Extracted material
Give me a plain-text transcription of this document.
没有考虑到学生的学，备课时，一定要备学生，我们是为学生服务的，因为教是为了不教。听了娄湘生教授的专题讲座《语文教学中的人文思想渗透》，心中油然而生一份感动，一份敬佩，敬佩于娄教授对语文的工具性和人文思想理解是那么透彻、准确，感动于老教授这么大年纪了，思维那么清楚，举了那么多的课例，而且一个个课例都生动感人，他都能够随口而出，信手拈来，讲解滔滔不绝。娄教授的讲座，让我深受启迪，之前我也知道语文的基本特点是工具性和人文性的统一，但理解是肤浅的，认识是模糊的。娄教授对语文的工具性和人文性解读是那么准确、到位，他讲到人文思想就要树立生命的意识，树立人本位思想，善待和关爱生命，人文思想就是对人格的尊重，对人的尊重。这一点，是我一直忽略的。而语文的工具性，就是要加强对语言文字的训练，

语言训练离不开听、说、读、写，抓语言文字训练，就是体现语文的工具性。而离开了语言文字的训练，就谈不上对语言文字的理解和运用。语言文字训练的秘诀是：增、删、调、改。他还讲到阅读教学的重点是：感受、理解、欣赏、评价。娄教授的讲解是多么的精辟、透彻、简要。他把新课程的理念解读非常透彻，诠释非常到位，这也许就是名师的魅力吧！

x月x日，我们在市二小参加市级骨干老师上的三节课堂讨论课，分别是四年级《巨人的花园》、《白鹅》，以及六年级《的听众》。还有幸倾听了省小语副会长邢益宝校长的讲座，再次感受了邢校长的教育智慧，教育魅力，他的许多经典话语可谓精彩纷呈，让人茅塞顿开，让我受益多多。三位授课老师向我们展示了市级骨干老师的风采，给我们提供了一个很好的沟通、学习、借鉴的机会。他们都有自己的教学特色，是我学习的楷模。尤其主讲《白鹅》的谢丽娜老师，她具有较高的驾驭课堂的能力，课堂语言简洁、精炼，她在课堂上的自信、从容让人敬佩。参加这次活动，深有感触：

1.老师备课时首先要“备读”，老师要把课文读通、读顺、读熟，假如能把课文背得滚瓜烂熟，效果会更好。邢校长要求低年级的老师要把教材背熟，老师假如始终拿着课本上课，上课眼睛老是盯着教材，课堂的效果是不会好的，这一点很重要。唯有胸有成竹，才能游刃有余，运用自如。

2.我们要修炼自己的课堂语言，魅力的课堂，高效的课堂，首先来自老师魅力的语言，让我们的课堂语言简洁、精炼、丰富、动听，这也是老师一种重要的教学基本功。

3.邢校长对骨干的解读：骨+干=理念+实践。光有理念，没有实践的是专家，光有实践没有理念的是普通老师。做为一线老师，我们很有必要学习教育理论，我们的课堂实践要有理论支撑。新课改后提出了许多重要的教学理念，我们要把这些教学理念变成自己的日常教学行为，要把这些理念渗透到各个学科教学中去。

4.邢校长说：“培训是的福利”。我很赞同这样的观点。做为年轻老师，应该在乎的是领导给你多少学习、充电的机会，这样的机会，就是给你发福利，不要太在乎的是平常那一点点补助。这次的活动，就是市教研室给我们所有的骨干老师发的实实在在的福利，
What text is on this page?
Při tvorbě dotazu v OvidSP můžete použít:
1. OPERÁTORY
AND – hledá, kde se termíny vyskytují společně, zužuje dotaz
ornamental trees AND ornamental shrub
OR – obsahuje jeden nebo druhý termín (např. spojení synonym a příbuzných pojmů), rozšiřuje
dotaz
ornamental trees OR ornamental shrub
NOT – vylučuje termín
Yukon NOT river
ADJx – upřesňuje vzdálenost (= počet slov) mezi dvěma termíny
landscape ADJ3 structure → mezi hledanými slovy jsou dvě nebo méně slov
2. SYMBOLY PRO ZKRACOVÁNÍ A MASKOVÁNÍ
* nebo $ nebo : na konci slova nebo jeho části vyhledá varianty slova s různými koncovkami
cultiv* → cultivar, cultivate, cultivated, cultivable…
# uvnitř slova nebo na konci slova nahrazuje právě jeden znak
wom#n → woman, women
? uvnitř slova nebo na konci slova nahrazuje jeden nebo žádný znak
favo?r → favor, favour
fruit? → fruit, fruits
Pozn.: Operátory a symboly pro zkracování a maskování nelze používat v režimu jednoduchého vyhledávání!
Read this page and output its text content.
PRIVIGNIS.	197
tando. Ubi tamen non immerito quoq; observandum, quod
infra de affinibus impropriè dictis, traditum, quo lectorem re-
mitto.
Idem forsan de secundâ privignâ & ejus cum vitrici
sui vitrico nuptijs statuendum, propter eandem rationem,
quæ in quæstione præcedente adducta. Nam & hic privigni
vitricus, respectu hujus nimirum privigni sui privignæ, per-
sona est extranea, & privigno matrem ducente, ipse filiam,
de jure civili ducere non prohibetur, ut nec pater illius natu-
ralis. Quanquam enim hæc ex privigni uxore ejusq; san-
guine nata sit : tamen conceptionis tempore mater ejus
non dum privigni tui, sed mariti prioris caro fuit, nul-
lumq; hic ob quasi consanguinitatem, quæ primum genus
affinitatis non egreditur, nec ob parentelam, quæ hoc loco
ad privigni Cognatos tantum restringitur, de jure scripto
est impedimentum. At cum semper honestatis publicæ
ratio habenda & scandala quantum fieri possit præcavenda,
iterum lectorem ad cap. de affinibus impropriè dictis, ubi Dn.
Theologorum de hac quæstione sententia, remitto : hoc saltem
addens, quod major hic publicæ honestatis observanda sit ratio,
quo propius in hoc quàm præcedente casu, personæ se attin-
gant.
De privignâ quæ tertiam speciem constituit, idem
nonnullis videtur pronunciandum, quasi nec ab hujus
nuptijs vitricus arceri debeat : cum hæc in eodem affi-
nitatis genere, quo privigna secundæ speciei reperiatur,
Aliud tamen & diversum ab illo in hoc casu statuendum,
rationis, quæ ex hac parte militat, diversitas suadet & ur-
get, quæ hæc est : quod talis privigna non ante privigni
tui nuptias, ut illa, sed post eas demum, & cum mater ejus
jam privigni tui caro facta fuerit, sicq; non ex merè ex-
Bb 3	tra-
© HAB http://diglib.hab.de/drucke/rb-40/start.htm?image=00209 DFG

Stated task
Print the whole listing exactly as it is.

Output for this task
Give me a plain-text transcription of this document.
没有考虑到学生的学，备课时，一定要备学生，我们是为学生服务的，因为教是为了不教。听了娄湘生教授的专题讲座《语文教学中的人文思想渗透》，心中油然而生一份感动，一份敬佩，敬佩于娄教授对语文的工具性和人文思想理解是那么透彻、准确，感动于老教授这么大年纪了，思维那么清楚，举了那么多的课例，而且一个个课例都生动感人，他都能够随口而出，信手拈来，讲解滔滔不绝。娄教授的讲座，让我深受启迪，之前我也知道语文的基本特点是工具性和人文性的统一，但理解是肤浅的，认识是模糊的。娄教授对语文的工具性和人文性解读是那么准确、到位，他讲到人文思想就要树立生命的意识，树立人本位思想，善待和关爱生命，人文思想就是对人格的尊重，对人的尊重。这一点，是我一直忽略的。而语文的工具性，就是要加强对语言文字的训练，

语言训练离不开听、说、读、写，抓语言文字训练，就是体现语文的工具性。而离开了语言文字的训练，就谈不上对语言文字的理解和运用。语言文字训练的秘诀是：增、删、调、改。他还讲到阅读教学的重点是：感受、理解、欣赏、评价。娄教授的讲解是多么的精辟、透彻、简要。他把新课程的理念解读非常透彻，诠释非常到位，这也许就是名师的魅力吧！

x月x日，我们在市二小参加市级骨干老师上的三节课堂讨论课，分别是四年级《巨人的花园》、《白鹅》，以及六年级《的听众》。还有幸倾听了省小语副会长邢益宝校长的讲座，再次感受了邢校长的教育智慧，教育魅力，他的许多经典话语可谓精彩纷呈，让人茅塞顿开，让我受益多多。三位授课老师向我们展示了市级骨干老师的风采，给我们提供了一个很好的沟通、学习、借鉴的机会。他们都有自己的教学特色，是我学习的楷模。尤其主讲《白鹅》的谢丽娜老师，她具有较高的驾驭课堂的能力，课堂语言简洁、精炼，她在课堂上的自信、从容让人敬佩。参加这次活动，深有感触：

1.老师备课时首先要“备读”，老师要把课文读通、读顺、读熟，假如能把课文背得滚瓜烂熟，效果会更好。邢校长要求低年级的老师要把教材背熟，老师假如始终拿着课本上课，上课眼睛老是盯着教材，课堂的效果是不会好的，这一点很重要。唯有胸有成竹，才能游刃有余，运用自如。

2.我们要修炼自己的课堂语言，魅力的课堂，高效的课堂，首先来自老师魅力的语言，让我们的课堂语言简洁、精炼、丰富、动听，这也是老师一种重要的教学基本功。

3.邢校长对骨干的解读：骨+干=理念+实践。光有理念，没有实践的是专家，光有实践没有理念的是普通老师。做为一线老师，我们很有必要学习教育理论，我们的课堂实践要有理论支撑。新课改后提出了许多重要的教学理念，我们要把这些教学理念变成自己的日常教学行为，要把这些理念渗透到各个学科教学中去。

4.邢校长说：“培训是的福利”。我很赞同这样的观点。做为年轻老师，应该在乎的是领导给你多少学习、充电的机会，这样的机会，就是给你发福利，不要太在乎的是平常那一点点补助。这次的活动，就是市教研室给我们所有的骨干老师发的实实在在的福利，
What text is on this page?
Při tvorbě dotazu v OvidSP můžete použít:
1. OPERÁTORY
AND – hledá, kde se termíny vyskytují společně, zužuje dotaz
ornamental trees AND ornamental shrub
OR – obsahuje jeden nebo druhý termín (např. spojení synonym a příbuzných pojmů), rozšiřuje
dotaz
ornamental trees OR ornamental shrub
NOT – vylučuje termín
Yukon NOT river
ADJx – upřesňuje vzdálenost (= počet slov) mezi dvěma termíny
landscape ADJ3 structure → mezi hledanými slovy jsou dvě nebo méně slov
2. SYMBOLY PRO ZKRACOVÁNÍ A MASKOVÁNÍ
* nebo $ nebo : na konci slova nebo jeho části vyhledá varianty slova s různými koncovkami
cultiv* → cultivar, cultivate, cultivated, cultivable…
# uvnitř slova nebo na konci slova nahrazuje právě jeden znak
wom#n → woman, women
? uvnitř slova nebo na konci slova nahrazuje jeden nebo žádný znak
favo?r → favor, favour
fruit? → fruit, fruits
Pozn.: Operátory a symboly pro zkracování a maskování nelze používat v režimu jednoduchého vyhledávání!
Read this page and output its text content.
PRIVIGNIS.	197
tando. Ubi tamen non immerito quoq; observandum, quod
infra de affinibus impropriè dictis, traditum, quo lectorem re-
mitto.
Idem forsan de secundâ privignâ & ejus cum vitrici
sui vitrico nuptijs statuendum, propter eandem rationem,
quæ in quæstione præcedente adducta. Nam & hic privigni
vitricus, respectu hujus nimirum privigni sui privignæ, per-
sona est extranea, & privigno matrem ducente, ipse filiam,
de jure civili ducere non prohibetur, ut nec pater illius natu-
ralis. Quanquam enim hæc ex privigni uxore ejusq; san-
guine nata sit : tamen conceptionis tempore mater ejus
non dum privigni tui, sed mariti prioris caro fuit, nul-
lumq; hic ob quasi consanguinitatem, quæ primum genus
affinitatis non egreditur, nec ob parentelam, quæ hoc loco
ad privigni Cognatos tantum restringitur, de jure scripto
est impedimentum. At cum semper honestatis publicæ
ratio habenda & scandala quantum fieri possit præcavenda,
iterum lectorem ad cap. de affinibus impropriè dictis, ubi Dn.
Theologorum de hac quæstione sententia, remitto : hoc saltem
addens, quod major hic publicæ honestatis observanda sit ratio,
quo propius in hoc quàm præcedente casu, personæ se attin-
gant.
De privignâ quæ tertiam speciem constituit, idem
nonnullis videtur pronunciandum, quasi nec ab hujus
nuptijs vitricus arceri debeat : cum hæc in eodem affi-
nitatis genere, quo privigna secundæ speciei reperiatur,
Aliud tamen & diversum ab illo in hoc casu statuendum,
rationis, quæ ex hac parte militat, diversitas suadet & ur-
get, quæ hæc est : quod talis privigna non ante privigni
tui nuptias, ut illa, sed post eas demum, & cum mater ejus
jam privigni tui caro facta fuerit, sicq; non ex merè ex-
Bb 3	tra-
© HAB http://diglib.hab.de/drucke/rb-40/start.htm?image=00209 DFG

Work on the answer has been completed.